§ **WHAT TO WORK ON**:
From the records below, give the number of lines that contain the string "Notizia", without any other text.

§ **LISTED ENTRIES**:

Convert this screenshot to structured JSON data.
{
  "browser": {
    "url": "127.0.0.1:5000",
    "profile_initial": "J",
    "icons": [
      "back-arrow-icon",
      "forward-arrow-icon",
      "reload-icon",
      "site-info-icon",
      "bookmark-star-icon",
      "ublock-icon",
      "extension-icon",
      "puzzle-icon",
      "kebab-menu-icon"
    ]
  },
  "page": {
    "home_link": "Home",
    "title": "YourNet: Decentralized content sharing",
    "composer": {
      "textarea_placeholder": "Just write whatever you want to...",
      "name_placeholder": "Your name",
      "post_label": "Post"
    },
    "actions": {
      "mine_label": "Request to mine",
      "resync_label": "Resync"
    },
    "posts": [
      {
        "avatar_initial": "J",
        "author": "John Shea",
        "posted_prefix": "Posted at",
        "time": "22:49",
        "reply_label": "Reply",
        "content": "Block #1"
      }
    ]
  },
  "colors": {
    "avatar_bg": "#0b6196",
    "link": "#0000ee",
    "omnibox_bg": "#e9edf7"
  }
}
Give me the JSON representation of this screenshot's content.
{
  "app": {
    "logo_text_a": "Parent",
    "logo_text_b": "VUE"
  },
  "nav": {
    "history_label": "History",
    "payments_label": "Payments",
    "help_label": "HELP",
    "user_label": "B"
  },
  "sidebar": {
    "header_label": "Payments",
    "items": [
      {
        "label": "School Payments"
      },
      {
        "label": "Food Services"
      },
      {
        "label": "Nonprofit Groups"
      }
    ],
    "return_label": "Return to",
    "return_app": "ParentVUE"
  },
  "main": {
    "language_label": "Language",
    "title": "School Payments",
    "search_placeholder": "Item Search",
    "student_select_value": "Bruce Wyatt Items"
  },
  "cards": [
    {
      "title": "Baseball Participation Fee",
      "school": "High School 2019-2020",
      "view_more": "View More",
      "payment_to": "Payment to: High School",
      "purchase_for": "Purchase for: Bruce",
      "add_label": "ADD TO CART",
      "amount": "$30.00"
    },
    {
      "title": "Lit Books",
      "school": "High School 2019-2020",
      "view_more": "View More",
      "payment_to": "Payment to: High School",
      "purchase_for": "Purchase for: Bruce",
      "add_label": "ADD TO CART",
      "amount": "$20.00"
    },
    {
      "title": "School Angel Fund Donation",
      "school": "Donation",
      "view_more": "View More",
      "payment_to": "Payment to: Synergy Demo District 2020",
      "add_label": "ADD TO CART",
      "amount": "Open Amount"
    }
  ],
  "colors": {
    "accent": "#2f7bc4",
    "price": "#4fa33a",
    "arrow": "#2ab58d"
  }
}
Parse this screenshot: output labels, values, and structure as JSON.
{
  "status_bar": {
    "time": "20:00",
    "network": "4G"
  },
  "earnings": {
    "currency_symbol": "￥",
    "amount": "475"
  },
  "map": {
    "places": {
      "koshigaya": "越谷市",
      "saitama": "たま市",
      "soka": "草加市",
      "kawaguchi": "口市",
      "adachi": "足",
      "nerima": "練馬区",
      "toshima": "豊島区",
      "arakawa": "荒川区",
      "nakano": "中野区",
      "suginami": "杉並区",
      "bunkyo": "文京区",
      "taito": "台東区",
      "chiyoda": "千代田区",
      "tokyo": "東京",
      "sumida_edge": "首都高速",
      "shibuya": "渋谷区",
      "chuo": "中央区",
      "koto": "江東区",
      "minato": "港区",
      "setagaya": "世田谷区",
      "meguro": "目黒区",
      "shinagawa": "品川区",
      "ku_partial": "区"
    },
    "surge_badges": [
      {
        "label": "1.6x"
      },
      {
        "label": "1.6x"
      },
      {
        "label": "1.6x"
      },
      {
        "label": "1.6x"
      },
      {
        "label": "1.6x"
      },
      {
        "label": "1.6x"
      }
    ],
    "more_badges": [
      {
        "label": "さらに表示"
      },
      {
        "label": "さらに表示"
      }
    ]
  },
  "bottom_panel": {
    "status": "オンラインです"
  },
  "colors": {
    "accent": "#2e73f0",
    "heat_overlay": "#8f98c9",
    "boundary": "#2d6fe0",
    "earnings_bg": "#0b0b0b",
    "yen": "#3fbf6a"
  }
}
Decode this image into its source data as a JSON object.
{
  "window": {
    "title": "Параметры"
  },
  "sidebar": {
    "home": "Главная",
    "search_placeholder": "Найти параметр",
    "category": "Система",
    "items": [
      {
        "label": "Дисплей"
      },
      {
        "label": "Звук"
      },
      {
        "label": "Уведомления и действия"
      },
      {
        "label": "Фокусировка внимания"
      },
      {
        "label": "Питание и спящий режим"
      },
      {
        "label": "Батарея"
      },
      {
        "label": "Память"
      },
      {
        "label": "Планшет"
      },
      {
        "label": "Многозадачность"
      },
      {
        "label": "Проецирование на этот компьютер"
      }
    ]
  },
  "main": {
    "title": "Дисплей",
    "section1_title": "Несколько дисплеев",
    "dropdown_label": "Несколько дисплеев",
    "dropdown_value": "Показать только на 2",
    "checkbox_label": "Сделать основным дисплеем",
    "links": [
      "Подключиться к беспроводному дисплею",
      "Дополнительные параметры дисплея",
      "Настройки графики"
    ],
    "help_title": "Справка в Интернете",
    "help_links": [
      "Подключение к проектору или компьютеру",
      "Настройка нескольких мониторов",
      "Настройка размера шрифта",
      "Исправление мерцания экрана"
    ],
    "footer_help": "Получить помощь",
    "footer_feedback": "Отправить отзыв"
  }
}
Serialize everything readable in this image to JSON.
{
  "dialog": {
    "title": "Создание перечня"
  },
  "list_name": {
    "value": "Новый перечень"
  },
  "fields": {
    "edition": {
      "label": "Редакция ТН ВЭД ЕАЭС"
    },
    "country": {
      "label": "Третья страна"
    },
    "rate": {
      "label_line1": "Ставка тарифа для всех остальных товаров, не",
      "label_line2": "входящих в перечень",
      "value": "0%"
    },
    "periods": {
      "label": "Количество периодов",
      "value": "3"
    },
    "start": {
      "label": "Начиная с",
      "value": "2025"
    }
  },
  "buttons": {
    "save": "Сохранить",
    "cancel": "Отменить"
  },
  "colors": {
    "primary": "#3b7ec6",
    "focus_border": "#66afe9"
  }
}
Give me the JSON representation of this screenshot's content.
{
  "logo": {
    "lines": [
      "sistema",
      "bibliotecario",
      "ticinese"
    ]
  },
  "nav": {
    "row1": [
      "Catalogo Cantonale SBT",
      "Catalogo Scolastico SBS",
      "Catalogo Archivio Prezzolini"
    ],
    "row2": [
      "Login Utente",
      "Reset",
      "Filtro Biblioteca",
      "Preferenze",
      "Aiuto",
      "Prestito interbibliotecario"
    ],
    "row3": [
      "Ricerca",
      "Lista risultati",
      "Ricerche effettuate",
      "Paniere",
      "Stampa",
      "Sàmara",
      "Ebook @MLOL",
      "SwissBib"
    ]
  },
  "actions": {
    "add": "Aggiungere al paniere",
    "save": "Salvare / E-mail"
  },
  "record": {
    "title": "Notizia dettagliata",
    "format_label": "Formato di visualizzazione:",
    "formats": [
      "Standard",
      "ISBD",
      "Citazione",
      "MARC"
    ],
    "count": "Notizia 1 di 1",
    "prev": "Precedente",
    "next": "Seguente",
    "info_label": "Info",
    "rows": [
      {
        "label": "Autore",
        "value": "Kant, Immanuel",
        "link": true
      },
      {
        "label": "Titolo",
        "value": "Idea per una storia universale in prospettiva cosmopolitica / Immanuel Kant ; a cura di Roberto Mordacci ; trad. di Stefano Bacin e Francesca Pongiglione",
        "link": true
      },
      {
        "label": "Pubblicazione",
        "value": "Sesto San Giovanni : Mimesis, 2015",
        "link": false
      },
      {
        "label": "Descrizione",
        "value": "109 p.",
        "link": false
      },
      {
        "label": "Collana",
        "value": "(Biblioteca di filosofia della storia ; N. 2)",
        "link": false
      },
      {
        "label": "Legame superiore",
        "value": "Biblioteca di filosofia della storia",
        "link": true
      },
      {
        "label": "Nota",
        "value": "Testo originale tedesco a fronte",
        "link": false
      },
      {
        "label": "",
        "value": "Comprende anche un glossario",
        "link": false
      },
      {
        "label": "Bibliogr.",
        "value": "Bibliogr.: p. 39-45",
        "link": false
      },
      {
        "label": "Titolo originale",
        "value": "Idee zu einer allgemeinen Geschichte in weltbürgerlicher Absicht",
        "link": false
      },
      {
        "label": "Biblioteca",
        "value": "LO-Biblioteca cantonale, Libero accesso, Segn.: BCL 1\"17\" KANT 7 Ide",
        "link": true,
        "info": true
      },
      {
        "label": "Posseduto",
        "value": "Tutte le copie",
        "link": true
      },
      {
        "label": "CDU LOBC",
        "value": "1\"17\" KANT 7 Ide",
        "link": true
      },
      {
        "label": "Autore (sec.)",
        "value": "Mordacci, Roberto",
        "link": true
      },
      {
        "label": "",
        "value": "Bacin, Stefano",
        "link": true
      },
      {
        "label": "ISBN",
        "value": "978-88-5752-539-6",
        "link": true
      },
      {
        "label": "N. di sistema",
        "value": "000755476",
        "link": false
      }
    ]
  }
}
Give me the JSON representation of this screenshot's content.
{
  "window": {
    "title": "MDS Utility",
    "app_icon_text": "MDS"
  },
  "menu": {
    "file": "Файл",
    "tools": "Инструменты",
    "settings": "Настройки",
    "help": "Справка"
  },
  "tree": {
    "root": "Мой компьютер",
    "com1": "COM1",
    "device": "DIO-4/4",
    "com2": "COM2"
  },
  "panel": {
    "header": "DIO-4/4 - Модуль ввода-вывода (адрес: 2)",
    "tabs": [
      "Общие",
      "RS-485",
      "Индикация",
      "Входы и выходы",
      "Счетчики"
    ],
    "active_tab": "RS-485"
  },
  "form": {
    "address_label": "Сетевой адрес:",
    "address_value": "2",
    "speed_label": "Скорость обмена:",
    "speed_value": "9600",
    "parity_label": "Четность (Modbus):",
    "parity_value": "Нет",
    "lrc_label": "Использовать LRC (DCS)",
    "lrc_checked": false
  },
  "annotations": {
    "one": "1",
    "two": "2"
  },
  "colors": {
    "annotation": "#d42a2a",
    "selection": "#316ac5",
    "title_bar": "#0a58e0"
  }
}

§ **EXPECTED ANSWER**:
2